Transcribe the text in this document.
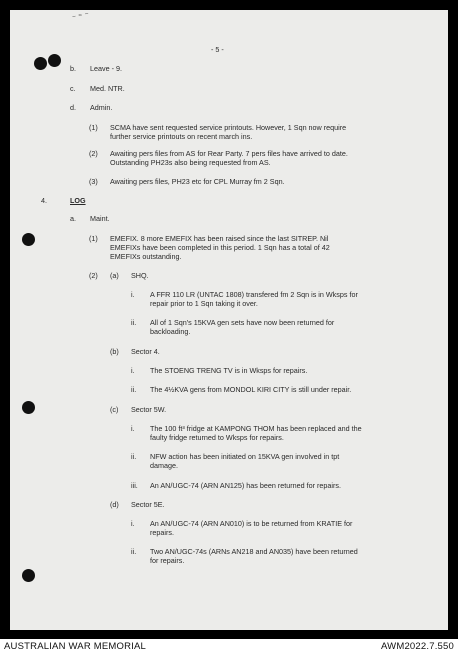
⁻ ⁼ ⁻
- 5 -
b. Leave - 9.
c. Med. NTR.
d. Admin.
(1) SCMA have sent requested service printouts. However, 1 Sqn now require
further service printouts on recent march ins.
(2) Awaiting pers files from AS for Rear Party. 7 pers files have arrived to date.
Outstanding PH23s also being requested from AS.
(3) Awaiting pers files, PH23 etc for CPL Murray fm 2 Sqn.
4.	LOG
a. Maint.
(1) EMEFIX. 8 more EMEFIX has been raised since the last SITREP. Nil
EMEFIXs have been completed in this period. 1 Sqn has a total of 42
EMEFIXs outstanding.
(2) (a) SHQ.
i. A FFR 110 LR (UNTAC 1808) transfered fm 2 Sqn is in Wksps for
repair prior to 1 Sqn taking it over.
ii. All of 1 Sqn's 15KVA gen sets have now been returned for
backloading.
(b) Sector 4.
i. The STOENG TRENG TV is in Wksps for repairs.
ii. The 4½KVA gens from MONDOL KIRI CITY is still under repair.
(c) Sector 5W.
i. The 100 ft³ fridge at KAMPONG THOM has been replaced and the
faulty fridge returned to Wksps for repairs.
ii. NFW action has been initiated on 15KVA gen involved in tpt
damage.
iii. An AN/UGC-74 (ARN AN125) has been returned for repairs.
(d) Sector 5E.
i. An AN/UGC-74 (ARN AN010) is to be returned from KRATIE for
repairs.
ii. Two AN/UGC-74s (ARNs AN218 and AN035) have been returned
for repairs.
AUSTRALIAN WAR MEMORIAL	AWM2022.7.550
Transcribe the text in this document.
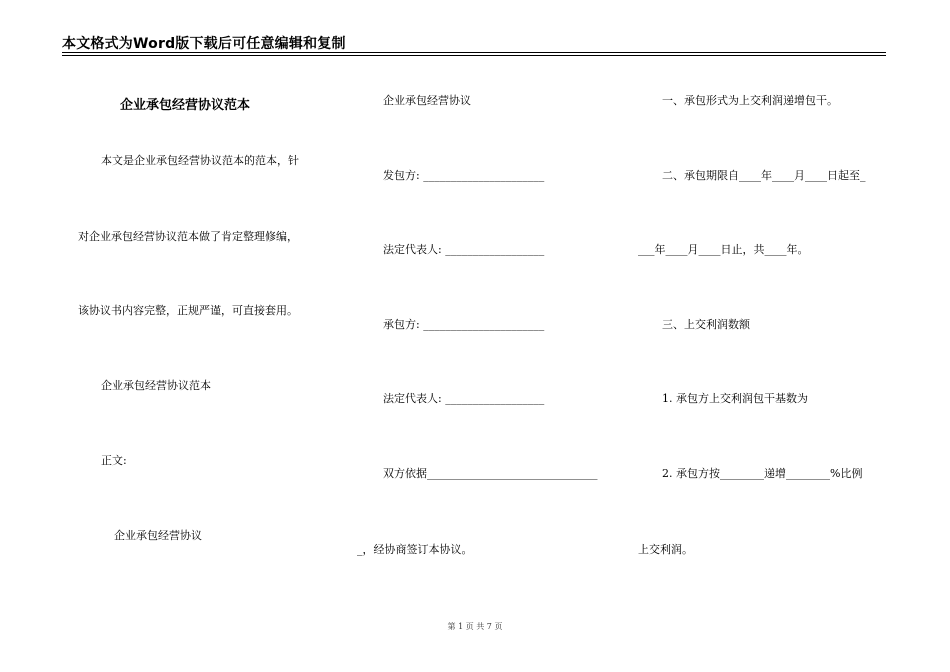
本文格式为Word版下载后可任意编辑和复制
企业承包经营协议范本
本文是企业承包经营协议范本的范本，针
对企业承包经营协议范本做了肯定整理修编，
该协议书内容完整，正规严谨，可直接套用。
企业承包经营协议范本
正文:
企业承包经营协议
企业承包经营协议
发包方: ______________________
法定代表人: __________________
承包方: ______________________
法定代表人: __________________
双方依据_______________________________
_，经协商签订本协议。
一、承包形式为上交利润递增包干。
二、承包期限自____年____月____日起至_
___年____月____日止，共____年。
三、上交利润数额
1. 承包方上交利润包干基数为
2. 承包方按________递增________%比例
上交利润。
第 1 页 共 7 页
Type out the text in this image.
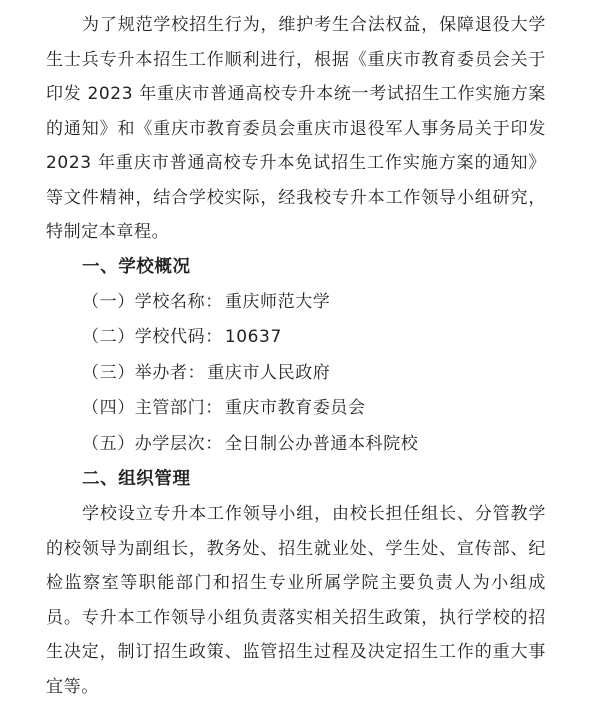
为了规范学校招生行为，维护考生合法权益，保障退役大学生士兵专升本招生工作顺利进行，根据《重庆市教育委员会关于印发 2023 年重庆市普通高校专升本统一考试招生工作实施方案的通知》和《重庆市教育委员会重庆市退役军人事务局关于印发 2023 年重庆市普通高校专升本免试招生工作实施方案的通知》等文件精神，结合学校实际，经我校专升本工作领导小组研究，特制定本章程。

一、学校概况

（一）学校名称： 重庆师范大学

（二）学校代码： 10637

（三）举办者： 重庆市人民政府

（四）主管部门： 重庆市教育委员会

（五）办学层次： 全日制公办普通本科院校

二、组织管理

学校设立专升本工作领导小组，由校长担任组长、分管教学的校领导为副组长，教务处、招生就业处、学生处、宣传部、纪检监察室等职能部门和招生专业所属学院主要负责人为小组成员。专升本工作领导小组负责落实相关招生政策，执行学校的招生决定，制订招生政策、监管招生过程及决定招生工作的重大事宜等。
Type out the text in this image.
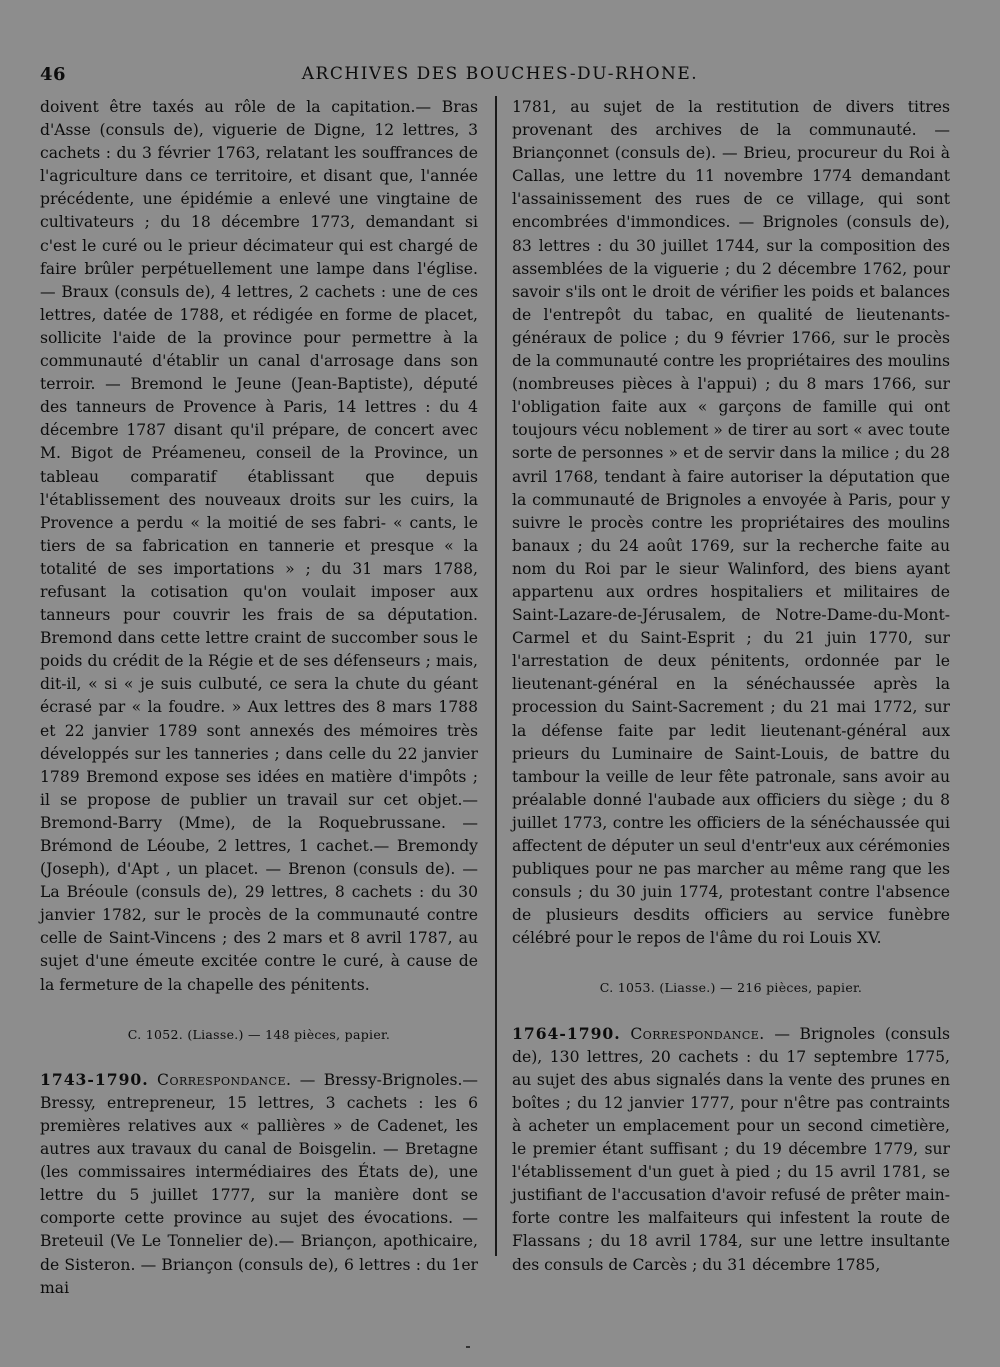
46	ARCHIVES DES BOUCHES-DU-RHONE.

doivent être taxés au rôle de la capitation.— Bras d'Asse (consuls de), viguerie de Digne, 12 lettres, 3 cachets : du 3 février 1763, relatant les souffrances de l'agriculture dans ce territoire, et disant que, l'année précédente, une épidémie a enlevé une vingtaine de cultivateurs ; du 18 décembre 1773, demandant si c'est le curé ou le prieur décimateur qui est chargé de faire brûler perpétuellement une lampe dans l'église. — Braux (consuls de), 4 lettres, 2 cachets : une de ces lettres, datée de 1788, et rédigée en forme de placet, sollicite l'aide de la province pour permettre à la communauté d'établir un canal d'arrosage dans son terroir. — Bremond le Jeune (Jean-Baptiste), député des tanneurs de Provence à Paris, 14 lettres : du 4 décembre 1787 disant qu'il prépare, de concert avec M. Bigot de Préameneu, conseil de la Province, un tableau comparatif établissant que depuis l'établissement des nouveaux droits sur les cuirs, la Provence a perdu « la moitié de ses fabri- « cants, le tiers de sa fabrication en tannerie et presque « la totalité de ses importations » ; du 31 mars 1788, refusant la cotisation qu'on voulait imposer aux tanneurs pour couvrir les frais de sa députation. Bremond dans cette lettre craint de succomber sous le poids du crédit de la Régie et de ses défenseurs ; mais, dit-il, « si « je suis culbuté, ce sera la chute du géant écrasé par « la foudre. » Aux lettres des 8 mars 1788 et 22 janvier 1789 sont annexés des mémoires très développés sur les tanneries ; dans celle du 22 janvier 1789 Bremond expose ses idées en matière d'impôts ; il se propose de publier un travail sur cet objet.— Bremond-Barry (Mme), de la Roquebrussane. — Brémond de Léoube, 2 lettres, 1 cachet.— Bremondy (Joseph), d'Apt , un placet. — Brenon (consuls de). — La Bréoule (consuls de), 29 lettres, 8 cachets : du 30 janvier 1782, sur le procès de la communauté contre celle de Saint-Vincens ; des 2 mars et 8 avril 1787, au sujet d'une émeute excitée contre le curé, à cause de la fermeture de la chapelle des pénitents.

C. 1052. (Liasse.) — 148 pièces, papier.

1743-1790. Correspondance. — Bressy-Brignoles.— Bressy, entrepreneur, 15 lettres, 3 cachets : les 6 premières relatives aux « pallières » de Cadenet, les autres aux travaux du canal de Boisgelin. — Bretagne (les commissaires intermédiaires des États de), une lettre du 5 juillet 1777, sur la manière dont se comporte cette province au sujet des évocations. — Breteuil (Ve Le Tonnelier de).— Briançon, apothicaire, de Sisteron. — Briançon (consuls de), 6 lettres : du 1er mai

1781, au sujet de la restitution de divers titres provenant des archives de la communauté. — Briançonnet (consuls de). — Brieu, procureur du Roi à Callas, une lettre du 11 novembre 1774 demandant l'assainissement des rues de ce village, qui sont encombrées d'immondices. — Brignoles (consuls de), 83 lettres : du 30 juillet 1744, sur la composition des assemblées de la viguerie ; du 2 décembre 1762, pour savoir s'ils ont le droit de vérifier les poids et balances de l'entrepôt du tabac, en qualité de lieutenants-généraux de police ; du 9 février 1766, sur le procès de la communauté contre les propriétaires des moulins (nombreuses pièces à l'appui) ; du 8 mars 1766, sur l'obligation faite aux « garçons de famille qui ont toujours vécu noblement » de tirer au sort « avec toute sorte de personnes » et de servir dans la milice ; du 28 avril 1768, tendant à faire autoriser la députation que la communauté de Brignoles a envoyée à Paris, pour y suivre le procès contre les propriétaires des moulins banaux ; du 24 août 1769, sur la recherche faite au nom du Roi par le sieur Walinford, des biens ayant appartenu aux ordres hospitaliers et militaires de Saint-Lazare-de-Jérusalem, de Notre-Dame-du-Mont-Carmel et du Saint-Esprit ; du 21 juin 1770, sur l'arrestation de deux pénitents, ordonnée par le lieutenant-général en la sénéchaussée après la procession du Saint-Sacrement ; du 21 mai 1772, sur la défense faite par ledit lieutenant-général aux prieurs du Luminaire de Saint-Louis, de battre du tambour la veille de leur fête patronale, sans avoir au préalable donné l'aubade aux officiers du siège ; du 8 juillet 1773, contre les officiers de la sénéchaussée qui affectent de députer un seul d'entr'eux aux cérémonies publiques pour ne pas marcher au même rang que les consuls ; du 30 juin 1774, protestant contre l'absence de plusieurs desdits officiers au service funèbre célébré pour le repos de l'âme du roi Louis XV.

C. 1053. (Liasse.) — 216 pièces, papier.

1764-1790. Correspondance. — Brignoles (consuls de), 130 lettres, 20 cachets : du 17 septembre 1775, au sujet des abus signalés dans la vente des prunes en boîtes ; du 12 janvier 1777, pour n'être pas contraints à acheter un emplacement pour un second cimetière, le premier étant suffisant ; du 19 décembre 1779, sur l'établissement d'un guet à pied ; du 15 avril 1781, se justifiant de l'accusation d'avoir refusé de prêter main-forte contre les malfaiteurs qui infestent la route de Flassans ; du 18 avril 1784, sur une lettre insultante des consuls de Carcès ; du 31 décembre 1785,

• **Stated exercise**:
Among the entries, how many lines include the word "papier"? Answer with a single number and nothing further.

• **Solution for this exercise**:
2